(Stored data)
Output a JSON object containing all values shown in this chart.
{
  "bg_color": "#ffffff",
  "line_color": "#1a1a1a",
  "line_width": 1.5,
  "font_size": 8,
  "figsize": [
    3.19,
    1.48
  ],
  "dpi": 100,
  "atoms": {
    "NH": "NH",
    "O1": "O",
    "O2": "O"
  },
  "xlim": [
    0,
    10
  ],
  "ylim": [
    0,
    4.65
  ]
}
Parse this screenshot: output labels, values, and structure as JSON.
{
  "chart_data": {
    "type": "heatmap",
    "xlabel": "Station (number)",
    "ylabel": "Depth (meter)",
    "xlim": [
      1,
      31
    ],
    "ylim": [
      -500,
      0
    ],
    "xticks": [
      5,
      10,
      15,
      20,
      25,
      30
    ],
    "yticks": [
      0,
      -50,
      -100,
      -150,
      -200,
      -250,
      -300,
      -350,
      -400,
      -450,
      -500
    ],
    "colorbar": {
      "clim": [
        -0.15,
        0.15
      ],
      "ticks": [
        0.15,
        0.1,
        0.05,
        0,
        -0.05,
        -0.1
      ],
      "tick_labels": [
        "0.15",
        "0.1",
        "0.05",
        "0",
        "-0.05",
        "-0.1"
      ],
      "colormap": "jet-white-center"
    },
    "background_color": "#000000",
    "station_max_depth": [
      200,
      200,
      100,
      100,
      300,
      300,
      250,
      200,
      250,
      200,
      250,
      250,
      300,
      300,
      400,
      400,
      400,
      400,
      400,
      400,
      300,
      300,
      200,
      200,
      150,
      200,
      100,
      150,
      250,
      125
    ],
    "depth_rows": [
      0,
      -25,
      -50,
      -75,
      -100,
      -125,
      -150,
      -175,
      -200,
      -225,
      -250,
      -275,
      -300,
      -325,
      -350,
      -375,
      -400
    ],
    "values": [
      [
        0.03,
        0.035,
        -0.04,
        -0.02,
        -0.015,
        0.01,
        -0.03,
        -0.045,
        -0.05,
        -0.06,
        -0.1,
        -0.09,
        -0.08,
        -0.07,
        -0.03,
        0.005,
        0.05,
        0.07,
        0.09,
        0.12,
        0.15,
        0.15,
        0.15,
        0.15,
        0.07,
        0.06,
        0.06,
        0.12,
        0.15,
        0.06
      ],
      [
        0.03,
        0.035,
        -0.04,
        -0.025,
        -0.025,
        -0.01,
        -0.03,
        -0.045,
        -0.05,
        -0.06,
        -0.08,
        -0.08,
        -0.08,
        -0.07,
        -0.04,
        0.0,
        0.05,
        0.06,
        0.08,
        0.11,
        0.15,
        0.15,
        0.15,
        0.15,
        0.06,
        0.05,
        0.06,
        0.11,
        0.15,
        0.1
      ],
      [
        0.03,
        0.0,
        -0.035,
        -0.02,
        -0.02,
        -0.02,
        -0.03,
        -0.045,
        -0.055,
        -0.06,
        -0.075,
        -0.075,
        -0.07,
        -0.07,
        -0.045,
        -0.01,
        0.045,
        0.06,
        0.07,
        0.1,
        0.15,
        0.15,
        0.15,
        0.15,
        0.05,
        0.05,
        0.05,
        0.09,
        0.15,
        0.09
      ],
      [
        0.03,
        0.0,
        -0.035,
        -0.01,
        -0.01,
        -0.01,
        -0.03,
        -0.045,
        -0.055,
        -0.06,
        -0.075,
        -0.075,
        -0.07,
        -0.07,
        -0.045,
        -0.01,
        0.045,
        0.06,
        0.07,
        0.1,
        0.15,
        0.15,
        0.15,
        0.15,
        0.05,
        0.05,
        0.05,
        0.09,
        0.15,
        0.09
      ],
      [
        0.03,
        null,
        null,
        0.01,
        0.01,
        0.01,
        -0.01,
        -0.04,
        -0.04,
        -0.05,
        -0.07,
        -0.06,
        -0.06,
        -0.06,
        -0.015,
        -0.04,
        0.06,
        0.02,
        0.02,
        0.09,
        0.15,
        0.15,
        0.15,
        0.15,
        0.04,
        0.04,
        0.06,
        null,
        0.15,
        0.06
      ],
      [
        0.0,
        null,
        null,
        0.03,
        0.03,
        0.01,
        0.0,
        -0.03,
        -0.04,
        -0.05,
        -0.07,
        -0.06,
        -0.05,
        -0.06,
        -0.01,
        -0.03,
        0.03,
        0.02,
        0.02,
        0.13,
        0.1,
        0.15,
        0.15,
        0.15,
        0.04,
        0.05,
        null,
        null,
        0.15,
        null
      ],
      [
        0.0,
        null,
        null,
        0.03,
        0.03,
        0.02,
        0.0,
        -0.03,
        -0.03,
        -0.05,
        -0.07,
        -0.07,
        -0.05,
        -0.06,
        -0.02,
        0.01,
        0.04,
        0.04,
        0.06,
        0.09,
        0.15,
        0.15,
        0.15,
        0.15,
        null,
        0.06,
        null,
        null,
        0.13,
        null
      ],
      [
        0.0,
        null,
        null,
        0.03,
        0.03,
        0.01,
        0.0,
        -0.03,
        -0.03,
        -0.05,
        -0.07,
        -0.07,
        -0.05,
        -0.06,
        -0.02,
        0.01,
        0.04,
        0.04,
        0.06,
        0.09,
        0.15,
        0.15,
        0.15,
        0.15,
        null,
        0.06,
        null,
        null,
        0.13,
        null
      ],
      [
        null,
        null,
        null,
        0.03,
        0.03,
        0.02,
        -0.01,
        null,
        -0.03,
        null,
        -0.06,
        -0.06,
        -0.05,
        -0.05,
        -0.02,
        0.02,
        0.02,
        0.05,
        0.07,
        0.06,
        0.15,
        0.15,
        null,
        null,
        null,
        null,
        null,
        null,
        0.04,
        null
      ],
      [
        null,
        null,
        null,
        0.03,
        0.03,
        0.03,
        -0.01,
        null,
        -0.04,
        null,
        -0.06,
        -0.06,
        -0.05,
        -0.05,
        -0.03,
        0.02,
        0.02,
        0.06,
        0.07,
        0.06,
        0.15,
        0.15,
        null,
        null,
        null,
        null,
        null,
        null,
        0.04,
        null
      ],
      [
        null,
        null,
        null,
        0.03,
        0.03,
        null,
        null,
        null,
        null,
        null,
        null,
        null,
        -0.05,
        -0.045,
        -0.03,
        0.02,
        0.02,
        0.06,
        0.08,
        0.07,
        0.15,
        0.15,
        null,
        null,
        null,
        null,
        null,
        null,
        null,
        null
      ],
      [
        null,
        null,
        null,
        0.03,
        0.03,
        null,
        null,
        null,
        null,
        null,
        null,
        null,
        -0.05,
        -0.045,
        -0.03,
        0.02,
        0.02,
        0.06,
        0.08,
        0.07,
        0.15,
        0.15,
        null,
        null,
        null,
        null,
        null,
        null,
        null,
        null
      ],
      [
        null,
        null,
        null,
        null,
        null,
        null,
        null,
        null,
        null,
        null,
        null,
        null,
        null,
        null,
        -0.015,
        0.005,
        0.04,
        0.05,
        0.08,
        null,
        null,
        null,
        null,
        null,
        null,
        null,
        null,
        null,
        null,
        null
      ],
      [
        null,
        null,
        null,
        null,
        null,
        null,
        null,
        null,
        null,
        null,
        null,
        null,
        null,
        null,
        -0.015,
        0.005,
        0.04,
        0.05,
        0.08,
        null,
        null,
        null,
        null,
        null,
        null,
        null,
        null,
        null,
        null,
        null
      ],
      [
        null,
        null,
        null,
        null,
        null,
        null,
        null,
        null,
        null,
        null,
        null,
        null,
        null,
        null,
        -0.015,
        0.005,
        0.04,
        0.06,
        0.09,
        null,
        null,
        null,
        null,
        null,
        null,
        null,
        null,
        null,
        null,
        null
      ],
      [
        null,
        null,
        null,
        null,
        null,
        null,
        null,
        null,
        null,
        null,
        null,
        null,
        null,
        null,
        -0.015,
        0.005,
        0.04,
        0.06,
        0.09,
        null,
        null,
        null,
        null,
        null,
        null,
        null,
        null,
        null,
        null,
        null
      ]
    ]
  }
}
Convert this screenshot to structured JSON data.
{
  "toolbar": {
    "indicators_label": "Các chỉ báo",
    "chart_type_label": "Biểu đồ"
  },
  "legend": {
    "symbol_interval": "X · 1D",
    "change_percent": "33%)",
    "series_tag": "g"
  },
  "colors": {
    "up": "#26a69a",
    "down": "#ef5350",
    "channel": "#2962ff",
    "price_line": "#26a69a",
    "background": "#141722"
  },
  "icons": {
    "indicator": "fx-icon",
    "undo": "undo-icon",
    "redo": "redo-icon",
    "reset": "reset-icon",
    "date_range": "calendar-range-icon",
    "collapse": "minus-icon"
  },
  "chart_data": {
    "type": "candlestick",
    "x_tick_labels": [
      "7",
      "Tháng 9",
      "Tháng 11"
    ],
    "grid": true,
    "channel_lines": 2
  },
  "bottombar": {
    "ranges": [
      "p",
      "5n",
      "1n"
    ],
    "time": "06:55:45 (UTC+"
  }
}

● **WORK REQUIRED**: Find the line containing "Convert this screenshot" in the material above. Print it and every line after it through the end, exactly and only those.

● **SOLUTION FOR THIS EXERCISE**:
Convert this screenshot to structured JSON data.
{
  "toolbar": {
    "indicators_label": "Các chỉ báo",
    "chart_type_label": "Biểu đồ"
  },
  "legend": {
    "symbol_interval": "X · 1D",
    "change_percent": "33%)",
    "series_tag": "g"
  },
  "colors": {
    "up": "#26a69a",
    "down": "#ef5350",
    "channel": "#2962ff",
    "price_line": "#26a69a",
    "background": "#141722"
  },
  "icons": {
    "indicator": "fx-icon",
    "undo": "undo-icon",
    "redo": "redo-icon",
    "reset": "reset-icon",
    "date_range": "calendar-range-icon",
    "collapse": "minus-icon"
  },
  "chart_data": {
    "type": "candlestick",
    "x_tick_labels": [
      "7",
      "Tháng 9",
      "Tháng 11"
    ],
    "grid": true,
    "channel_lines": 2
  },
  "bottombar": {
    "ranges": [
      "p",
      "5n",
      "1n"
    ],
    "time": "06:55:45 (UTC+"
  }
}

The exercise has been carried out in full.